### YOUR TASK
How many of the lines that follow contain the word "created"? Give only the number.
....
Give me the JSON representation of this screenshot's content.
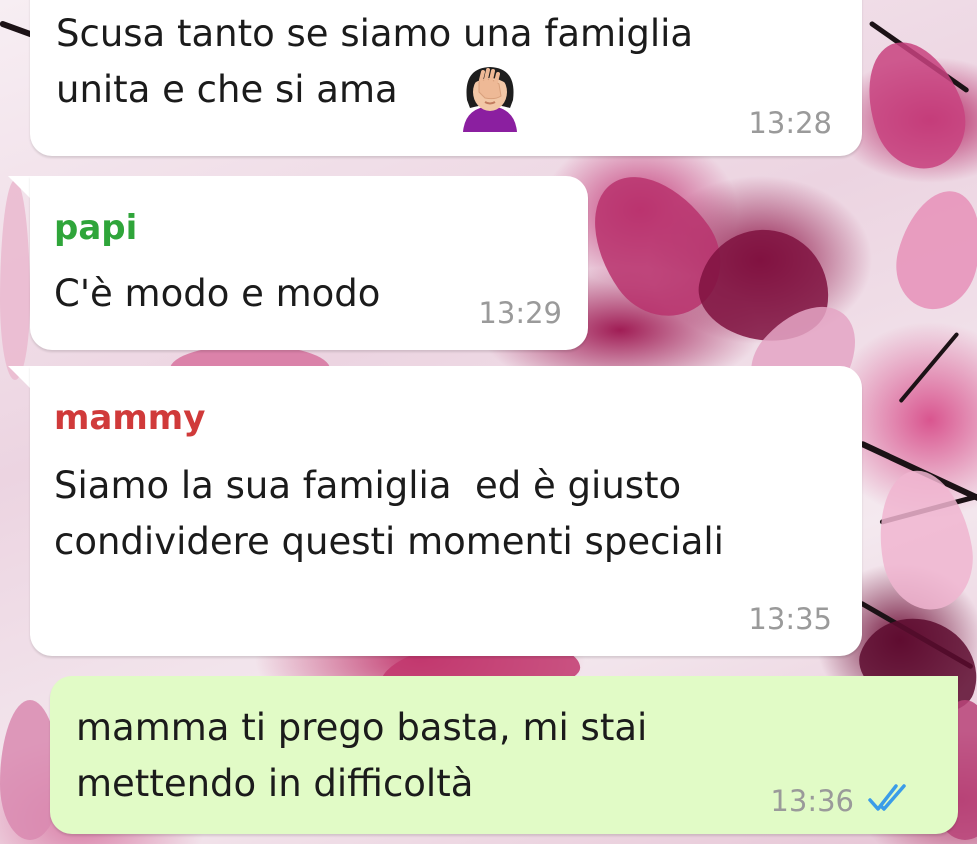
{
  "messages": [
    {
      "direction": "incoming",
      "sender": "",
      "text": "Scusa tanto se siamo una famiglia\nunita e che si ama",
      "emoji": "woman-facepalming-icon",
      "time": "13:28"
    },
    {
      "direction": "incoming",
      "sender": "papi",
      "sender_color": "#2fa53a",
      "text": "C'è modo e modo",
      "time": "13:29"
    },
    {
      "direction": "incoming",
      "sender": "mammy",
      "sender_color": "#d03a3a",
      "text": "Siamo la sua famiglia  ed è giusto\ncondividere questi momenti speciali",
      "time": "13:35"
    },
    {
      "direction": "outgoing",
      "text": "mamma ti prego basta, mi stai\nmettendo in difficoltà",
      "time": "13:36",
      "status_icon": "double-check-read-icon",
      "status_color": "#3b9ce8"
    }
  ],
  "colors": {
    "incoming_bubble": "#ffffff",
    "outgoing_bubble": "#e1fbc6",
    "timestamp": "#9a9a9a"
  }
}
....
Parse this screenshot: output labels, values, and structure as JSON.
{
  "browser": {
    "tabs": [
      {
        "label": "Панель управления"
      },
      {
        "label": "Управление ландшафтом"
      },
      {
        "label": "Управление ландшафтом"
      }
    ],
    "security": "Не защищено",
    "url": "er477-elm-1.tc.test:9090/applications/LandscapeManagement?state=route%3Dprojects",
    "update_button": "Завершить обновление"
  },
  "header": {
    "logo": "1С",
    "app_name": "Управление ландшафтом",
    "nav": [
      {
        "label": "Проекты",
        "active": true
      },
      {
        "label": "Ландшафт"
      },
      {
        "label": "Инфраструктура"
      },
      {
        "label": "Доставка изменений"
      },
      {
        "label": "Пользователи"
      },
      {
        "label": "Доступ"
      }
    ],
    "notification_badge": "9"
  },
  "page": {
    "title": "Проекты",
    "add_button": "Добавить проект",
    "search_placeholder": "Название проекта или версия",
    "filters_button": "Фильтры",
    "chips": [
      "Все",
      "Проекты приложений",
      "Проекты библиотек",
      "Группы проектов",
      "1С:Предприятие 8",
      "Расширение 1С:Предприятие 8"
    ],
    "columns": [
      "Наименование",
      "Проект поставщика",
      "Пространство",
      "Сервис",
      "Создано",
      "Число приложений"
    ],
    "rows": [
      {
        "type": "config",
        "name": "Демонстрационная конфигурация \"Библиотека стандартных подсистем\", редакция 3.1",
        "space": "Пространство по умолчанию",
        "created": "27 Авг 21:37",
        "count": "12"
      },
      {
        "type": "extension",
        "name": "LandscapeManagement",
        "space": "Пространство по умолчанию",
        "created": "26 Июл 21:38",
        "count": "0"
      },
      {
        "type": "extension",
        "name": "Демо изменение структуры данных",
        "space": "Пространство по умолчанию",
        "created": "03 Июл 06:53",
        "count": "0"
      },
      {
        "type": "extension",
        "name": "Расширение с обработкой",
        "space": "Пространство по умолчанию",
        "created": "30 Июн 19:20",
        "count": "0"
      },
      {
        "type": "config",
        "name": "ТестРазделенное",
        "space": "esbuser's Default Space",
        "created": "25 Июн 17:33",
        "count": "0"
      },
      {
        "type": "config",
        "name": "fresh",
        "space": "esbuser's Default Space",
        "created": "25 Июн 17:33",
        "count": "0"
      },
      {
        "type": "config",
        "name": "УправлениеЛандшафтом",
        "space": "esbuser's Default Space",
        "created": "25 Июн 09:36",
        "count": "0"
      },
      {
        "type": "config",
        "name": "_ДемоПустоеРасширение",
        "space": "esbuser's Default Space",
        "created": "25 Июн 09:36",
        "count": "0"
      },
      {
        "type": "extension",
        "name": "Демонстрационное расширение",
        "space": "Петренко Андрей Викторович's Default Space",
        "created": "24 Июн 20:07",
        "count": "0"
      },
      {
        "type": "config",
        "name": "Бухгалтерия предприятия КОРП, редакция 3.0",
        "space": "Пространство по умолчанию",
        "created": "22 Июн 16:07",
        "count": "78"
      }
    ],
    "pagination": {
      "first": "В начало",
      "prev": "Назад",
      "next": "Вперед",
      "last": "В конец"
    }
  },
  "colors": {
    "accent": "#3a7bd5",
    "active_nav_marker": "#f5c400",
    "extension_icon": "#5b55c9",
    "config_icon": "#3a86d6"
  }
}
....
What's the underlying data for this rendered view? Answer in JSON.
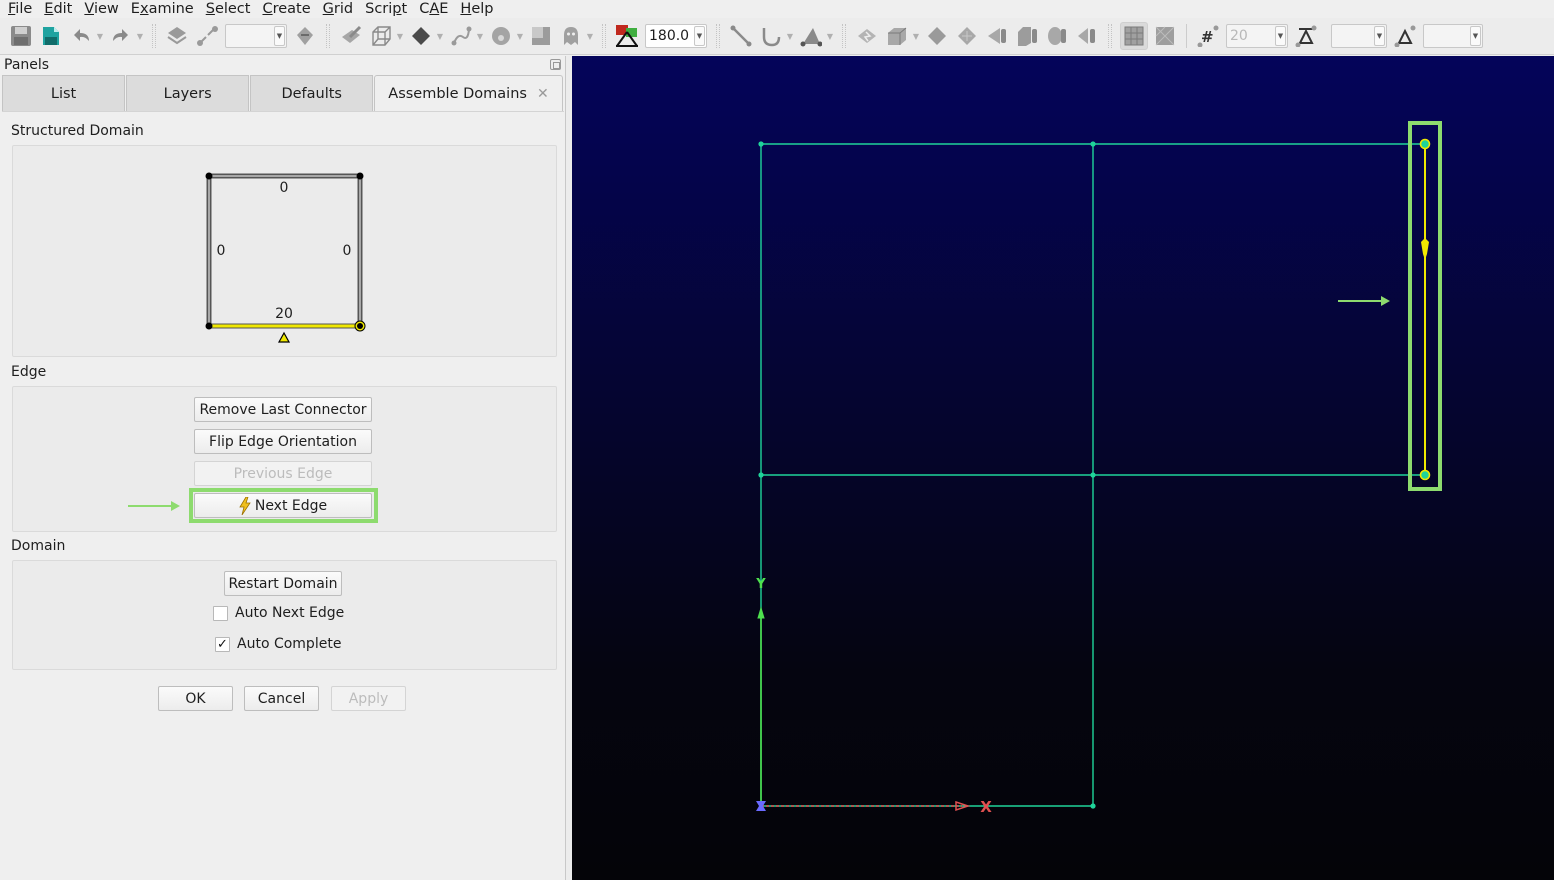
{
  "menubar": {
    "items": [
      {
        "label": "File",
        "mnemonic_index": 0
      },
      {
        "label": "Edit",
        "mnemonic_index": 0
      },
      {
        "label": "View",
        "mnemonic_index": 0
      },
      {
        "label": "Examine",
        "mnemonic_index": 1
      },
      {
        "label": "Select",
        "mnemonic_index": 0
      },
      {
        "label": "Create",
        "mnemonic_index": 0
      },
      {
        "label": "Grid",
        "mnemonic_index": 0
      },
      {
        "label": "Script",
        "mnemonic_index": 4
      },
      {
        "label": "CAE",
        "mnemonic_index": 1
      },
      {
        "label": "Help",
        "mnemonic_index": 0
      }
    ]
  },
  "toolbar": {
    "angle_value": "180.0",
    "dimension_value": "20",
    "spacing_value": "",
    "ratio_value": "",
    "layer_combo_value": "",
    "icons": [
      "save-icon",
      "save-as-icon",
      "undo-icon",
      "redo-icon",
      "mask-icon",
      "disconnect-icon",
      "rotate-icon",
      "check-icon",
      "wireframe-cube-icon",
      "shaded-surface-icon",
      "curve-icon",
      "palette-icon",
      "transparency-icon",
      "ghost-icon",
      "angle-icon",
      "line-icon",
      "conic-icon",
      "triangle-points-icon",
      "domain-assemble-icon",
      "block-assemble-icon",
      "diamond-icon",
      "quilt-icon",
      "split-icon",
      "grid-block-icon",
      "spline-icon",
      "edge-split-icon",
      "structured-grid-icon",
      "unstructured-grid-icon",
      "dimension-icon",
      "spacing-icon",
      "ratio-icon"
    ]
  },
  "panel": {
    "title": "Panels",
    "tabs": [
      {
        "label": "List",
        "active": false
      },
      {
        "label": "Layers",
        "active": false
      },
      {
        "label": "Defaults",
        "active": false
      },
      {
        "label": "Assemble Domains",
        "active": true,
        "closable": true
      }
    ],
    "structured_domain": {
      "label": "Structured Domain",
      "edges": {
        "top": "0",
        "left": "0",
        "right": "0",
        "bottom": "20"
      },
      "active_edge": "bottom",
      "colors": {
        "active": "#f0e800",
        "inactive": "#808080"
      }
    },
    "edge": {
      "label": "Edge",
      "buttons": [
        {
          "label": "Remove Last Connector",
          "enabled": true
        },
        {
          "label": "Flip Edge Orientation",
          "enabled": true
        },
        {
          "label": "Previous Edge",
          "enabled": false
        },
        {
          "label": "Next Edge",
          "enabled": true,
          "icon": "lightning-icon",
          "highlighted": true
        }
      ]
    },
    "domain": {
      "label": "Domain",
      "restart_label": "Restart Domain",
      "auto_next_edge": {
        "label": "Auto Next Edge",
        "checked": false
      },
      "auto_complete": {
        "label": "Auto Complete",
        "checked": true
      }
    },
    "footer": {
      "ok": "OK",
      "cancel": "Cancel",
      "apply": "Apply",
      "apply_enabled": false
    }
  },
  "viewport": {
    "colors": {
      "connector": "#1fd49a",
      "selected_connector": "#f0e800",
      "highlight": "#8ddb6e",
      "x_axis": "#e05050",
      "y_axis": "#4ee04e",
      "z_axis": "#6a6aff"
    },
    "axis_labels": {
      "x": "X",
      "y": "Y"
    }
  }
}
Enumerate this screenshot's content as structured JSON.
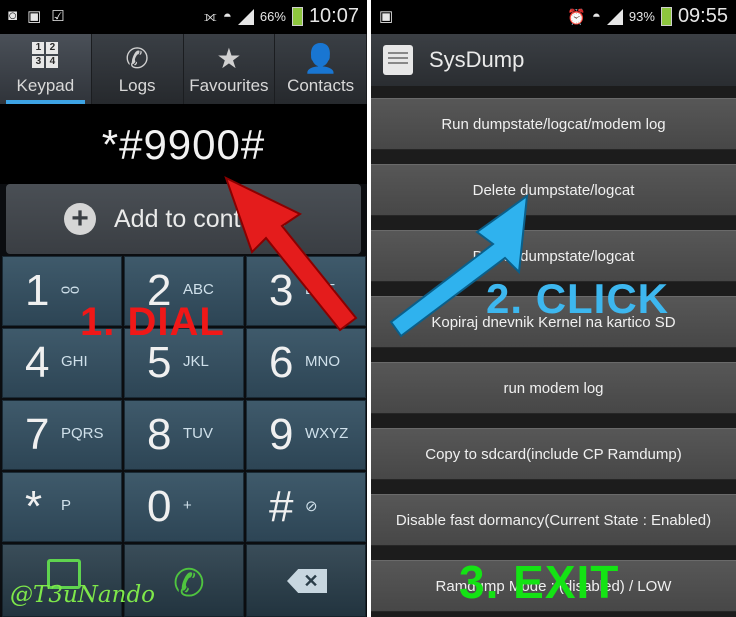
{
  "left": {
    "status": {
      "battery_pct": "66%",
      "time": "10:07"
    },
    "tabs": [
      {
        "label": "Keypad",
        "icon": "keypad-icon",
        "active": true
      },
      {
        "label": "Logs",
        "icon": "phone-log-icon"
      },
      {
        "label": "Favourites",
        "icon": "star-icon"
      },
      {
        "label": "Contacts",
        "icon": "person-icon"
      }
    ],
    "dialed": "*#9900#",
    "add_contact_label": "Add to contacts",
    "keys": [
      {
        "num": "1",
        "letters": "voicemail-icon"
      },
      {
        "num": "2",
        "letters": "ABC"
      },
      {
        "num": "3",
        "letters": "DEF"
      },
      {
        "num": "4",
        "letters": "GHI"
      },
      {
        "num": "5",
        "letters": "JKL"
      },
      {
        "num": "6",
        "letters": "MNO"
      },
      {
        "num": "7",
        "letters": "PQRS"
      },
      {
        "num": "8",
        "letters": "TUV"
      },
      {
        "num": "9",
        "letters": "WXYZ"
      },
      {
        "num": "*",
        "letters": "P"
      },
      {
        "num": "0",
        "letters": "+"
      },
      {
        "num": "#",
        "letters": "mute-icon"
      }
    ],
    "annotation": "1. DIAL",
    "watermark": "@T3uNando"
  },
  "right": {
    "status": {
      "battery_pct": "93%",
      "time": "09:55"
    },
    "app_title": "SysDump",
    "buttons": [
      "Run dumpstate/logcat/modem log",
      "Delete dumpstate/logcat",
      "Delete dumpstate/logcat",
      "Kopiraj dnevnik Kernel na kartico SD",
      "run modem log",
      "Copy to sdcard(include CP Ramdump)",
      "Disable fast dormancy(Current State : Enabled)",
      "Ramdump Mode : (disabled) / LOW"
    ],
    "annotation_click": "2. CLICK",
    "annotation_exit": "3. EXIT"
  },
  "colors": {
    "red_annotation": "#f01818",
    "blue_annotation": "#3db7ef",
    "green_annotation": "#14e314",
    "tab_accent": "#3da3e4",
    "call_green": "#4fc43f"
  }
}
....
### SOLUTION TO THIS TASK
10